### Stated problem:
An exact copy of every record is needed.

### Records for processing:
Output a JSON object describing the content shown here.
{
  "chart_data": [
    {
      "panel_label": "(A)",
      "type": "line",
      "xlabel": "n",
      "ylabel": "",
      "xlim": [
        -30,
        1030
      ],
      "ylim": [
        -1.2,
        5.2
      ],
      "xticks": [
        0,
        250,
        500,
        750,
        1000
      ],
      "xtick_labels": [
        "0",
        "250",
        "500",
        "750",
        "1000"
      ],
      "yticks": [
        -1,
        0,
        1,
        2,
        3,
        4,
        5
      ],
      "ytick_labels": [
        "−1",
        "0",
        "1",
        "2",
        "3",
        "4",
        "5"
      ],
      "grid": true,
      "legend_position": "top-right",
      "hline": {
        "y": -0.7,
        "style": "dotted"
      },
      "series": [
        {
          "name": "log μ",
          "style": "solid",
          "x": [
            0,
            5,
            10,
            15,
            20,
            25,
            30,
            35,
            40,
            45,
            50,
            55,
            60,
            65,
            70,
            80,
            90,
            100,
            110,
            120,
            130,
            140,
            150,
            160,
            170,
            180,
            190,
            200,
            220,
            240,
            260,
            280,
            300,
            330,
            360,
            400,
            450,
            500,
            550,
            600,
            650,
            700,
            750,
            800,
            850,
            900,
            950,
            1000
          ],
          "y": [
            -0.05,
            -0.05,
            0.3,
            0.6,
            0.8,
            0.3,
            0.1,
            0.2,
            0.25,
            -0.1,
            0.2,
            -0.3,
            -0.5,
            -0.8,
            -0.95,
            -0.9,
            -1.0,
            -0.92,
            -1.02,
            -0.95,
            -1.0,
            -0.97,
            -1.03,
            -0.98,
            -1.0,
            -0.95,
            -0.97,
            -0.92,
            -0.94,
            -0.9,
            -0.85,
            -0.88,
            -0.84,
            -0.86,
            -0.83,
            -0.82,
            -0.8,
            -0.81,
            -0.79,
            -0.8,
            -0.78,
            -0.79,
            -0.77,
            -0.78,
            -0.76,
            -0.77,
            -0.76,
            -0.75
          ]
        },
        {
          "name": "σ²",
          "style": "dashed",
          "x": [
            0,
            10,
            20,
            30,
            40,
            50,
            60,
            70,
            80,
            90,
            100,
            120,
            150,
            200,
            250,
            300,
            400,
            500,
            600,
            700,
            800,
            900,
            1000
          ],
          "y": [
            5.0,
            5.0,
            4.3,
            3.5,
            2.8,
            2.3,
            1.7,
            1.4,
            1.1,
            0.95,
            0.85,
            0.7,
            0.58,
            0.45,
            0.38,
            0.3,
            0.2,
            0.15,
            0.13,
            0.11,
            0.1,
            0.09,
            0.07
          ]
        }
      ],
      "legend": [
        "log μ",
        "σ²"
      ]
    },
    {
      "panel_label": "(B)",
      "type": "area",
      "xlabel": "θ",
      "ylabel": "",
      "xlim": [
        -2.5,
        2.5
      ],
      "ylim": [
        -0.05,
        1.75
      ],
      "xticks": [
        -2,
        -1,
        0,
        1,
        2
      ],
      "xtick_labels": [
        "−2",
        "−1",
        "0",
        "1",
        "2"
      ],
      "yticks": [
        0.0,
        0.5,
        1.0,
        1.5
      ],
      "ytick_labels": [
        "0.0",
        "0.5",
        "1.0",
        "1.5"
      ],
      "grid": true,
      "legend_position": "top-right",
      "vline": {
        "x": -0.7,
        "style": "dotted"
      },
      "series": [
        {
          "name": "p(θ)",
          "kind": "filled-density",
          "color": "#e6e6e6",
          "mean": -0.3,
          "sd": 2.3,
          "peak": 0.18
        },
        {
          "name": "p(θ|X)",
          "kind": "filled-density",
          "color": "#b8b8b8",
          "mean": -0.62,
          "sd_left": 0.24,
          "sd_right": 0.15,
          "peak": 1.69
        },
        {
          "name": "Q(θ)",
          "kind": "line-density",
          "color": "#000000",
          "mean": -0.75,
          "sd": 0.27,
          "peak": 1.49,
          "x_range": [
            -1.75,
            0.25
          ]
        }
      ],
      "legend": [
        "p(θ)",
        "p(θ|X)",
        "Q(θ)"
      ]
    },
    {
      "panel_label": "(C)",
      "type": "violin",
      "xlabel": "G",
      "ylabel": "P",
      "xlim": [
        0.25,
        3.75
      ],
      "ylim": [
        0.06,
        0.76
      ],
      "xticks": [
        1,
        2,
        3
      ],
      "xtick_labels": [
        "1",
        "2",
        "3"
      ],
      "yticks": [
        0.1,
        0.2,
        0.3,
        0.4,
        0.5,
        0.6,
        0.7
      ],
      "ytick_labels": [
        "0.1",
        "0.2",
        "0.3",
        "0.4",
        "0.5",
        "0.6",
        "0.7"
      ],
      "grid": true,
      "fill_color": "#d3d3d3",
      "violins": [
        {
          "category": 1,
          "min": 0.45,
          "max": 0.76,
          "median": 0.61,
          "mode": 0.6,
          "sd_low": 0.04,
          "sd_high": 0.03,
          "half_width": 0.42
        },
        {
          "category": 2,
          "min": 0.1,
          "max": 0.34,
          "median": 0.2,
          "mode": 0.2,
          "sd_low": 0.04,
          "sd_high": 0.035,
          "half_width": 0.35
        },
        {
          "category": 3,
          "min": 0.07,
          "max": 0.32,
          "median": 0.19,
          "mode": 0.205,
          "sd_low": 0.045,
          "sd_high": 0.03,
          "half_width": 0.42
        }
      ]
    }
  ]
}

### Answer for the task:
Output a JSON object describing the content shown here.
{
  "chart_data": [
    {
      "panel_label": "(A)",
      "type": "line",
      "xlabel": "n",
      "ylabel": "",
      "xlim": [
        -30,
        1030
      ],
      "ylim": [
        -1.2,
        5.2
      ],
      "xticks": [
        0,
        250,
        500,
        750,
        1000
      ],
      "xtick_labels": [
        "0",
        "250",
        "500",
        "750",
        "1000"
      ],
      "yticks": [
        -1,
        0,
        1,
        2,
        3,
        4,
        5
      ],
      "ytick_labels": [
        "−1",
        "0",
        "1",
        "2",
        "3",
        "4",
        "5"
      ],
      "grid": true,
      "legend_position": "top-right",
      "hline": {
        "y": -0.7,
        "style": "dotted"
      },
      "series": [
        {
          "name": "log μ",
          "style": "solid",
          "x": [
            0,
            5,
            10,
            15,
            20,
            25,
            30,
            35,
            40,
            45,
            50,
            55,
            60,
            65,
            70,
            80,
            90,
            100,
            110,
            120,
            130,
            140,
            150,
            160,
            170,
            180,
            190,
            200,
            220,
            240,
            260,
            280,
            300,
            330,
            360,
            400,
            450,
            500,
            550,
            600,
            650,
            700,
            750,
            800,
            850,
            900,
            950,
            1000
          ],
          "y": [
            -0.05,
            -0.05,
            0.3,
            0.6,
            0.8,
            0.3,
            0.1,
            0.2,
            0.25,
            -0.1,
            0.2,
            -0.3,
            -0.5,
            -0.8,
            -0.95,
            -0.9,
            -1.0,
            -0.92,
            -1.02,
            -0.95,
            -1.0,
            -0.97,
            -1.03,
            -0.98,
            -1.0,
            -0.95,
            -0.97,
            -0.92,
            -0.94,
            -0.9,
            -0.85,
            -0.88,
            -0.84,
            -0.86,
            -0.83,
            -0.82,
            -0.8,
            -0.81,
            -0.79,
            -0.8,
            -0.78,
            -0.79,
            -0.77,
            -0.78,
            -0.76,
            -0.77,
            -0.76,
            -0.75
          ]
        },
        {
          "name": "σ²",
          "style": "dashed",
          "x": [
            0,
            10,
            20,
            30,
            40,
            50,
            60,
            70,
            80,
            90,
            100,
            120,
            150,
            200,
            250,
            300,
            400,
            500,
            600,
            700,
            800,
            900,
            1000
          ],
          "y": [
            5.0,
            5.0,
            4.3,
            3.5,
            2.8,
            2.3,
            1.7,
            1.4,
            1.1,
            0.95,
            0.85,
            0.7,
            0.58,
            0.45,
            0.38,
            0.3,
            0.2,
            0.15,
            0.13,
            0.11,
            0.1,
            0.09,
            0.07
          ]
        }
      ],
      "legend": [
        "log μ",
        "σ²"
      ]
    },
    {
      "panel_label": "(B)",
      "type": "area",
      "xlabel": "θ",
      "ylabel": "",
      "xlim": [
        -2.5,
        2.5
      ],
      "ylim": [
        -0.05,
        1.75
      ],
      "xticks": [
        -2,
        -1,
        0,
        1,
        2
      ],
      "xtick_labels": [
        "−2",
        "−1",
        "0",
        "1",
        "2"
      ],
      "yticks": [
        0.0,
        0.5,
        1.0,
        1.5
      ],
      "ytick_labels": [
        "0.0",
        "0.5",
        "1.0",
        "1.5"
      ],
      "grid": true,
      "legend_position": "top-right",
      "vline": {
        "x": -0.7,
        "style": "dotted"
      },
      "series": [
        {
          "name": "p(θ)",
          "kind": "filled-density",
          "color": "#e6e6e6",
          "mean": -0.3,
          "sd": 2.3,
          "peak": 0.18
        },
        {
          "name": "p(θ|X)",
          "kind": "filled-density",
          "color": "#b8b8b8",
          "mean": -0.62,
          "sd_left": 0.24,
          "sd_right": 0.15,
          "peak": 1.69
        },
        {
          "name": "Q(θ)",
          "kind": "line-density",
          "color": "#000000",
          "mean": -0.75,
          "sd": 0.27,
          "peak": 1.49,
          "x_range": [
            -1.75,
            0.25
          ]
        }
      ],
      "legend": [
        "p(θ)",
        "p(θ|X)",
        "Q(θ)"
      ]
    },
    {
      "panel_label": "(C)",
      "type": "violin",
      "xlabel": "G",
      "ylabel": "P",
      "xlim": [
        0.25,
        3.75
      ],
      "ylim": [
        0.06,
        0.76
      ],
      "xticks": [
        1,
        2,
        3
      ],
      "xtick_labels": [
        "1",
        "2",
        "3"
      ],
      "yticks": [
        0.1,
        0.2,
        0.3,
        0.4,
        0.5,
        0.6,
        0.7
      ],
      "ytick_labels": [
        "0.1",
        "0.2",
        "0.3",
        "0.4",
        "0.5",
        "0.6",
        "0.7"
      ],
      "grid": true,
      "fill_color": "#d3d3d3",
      "violins": [
        {
          "category": 1,
          "min": 0.45,
          "max": 0.76,
          "median": 0.61,
          "mode": 0.6,
          "sd_low": 0.04,
          "sd_high": 0.03,
          "half_width": 0.42
        },
        {
          "category": 2,
          "min": 0.1,
          "max": 0.34,
          "median": 0.2,
          "mode": 0.2,
          "sd_low": 0.04,
          "sd_high": 0.035,
          "half_width": 0.35
        },
        {
          "category": 3,
          "min": 0.07,
          "max": 0.32,
          "median": 0.19,
          "mode": 0.205,
          "sd_low": 0.045,
          "sd_high": 0.03,
          "half_width": 0.42
        }
      ]
    }
  ]
}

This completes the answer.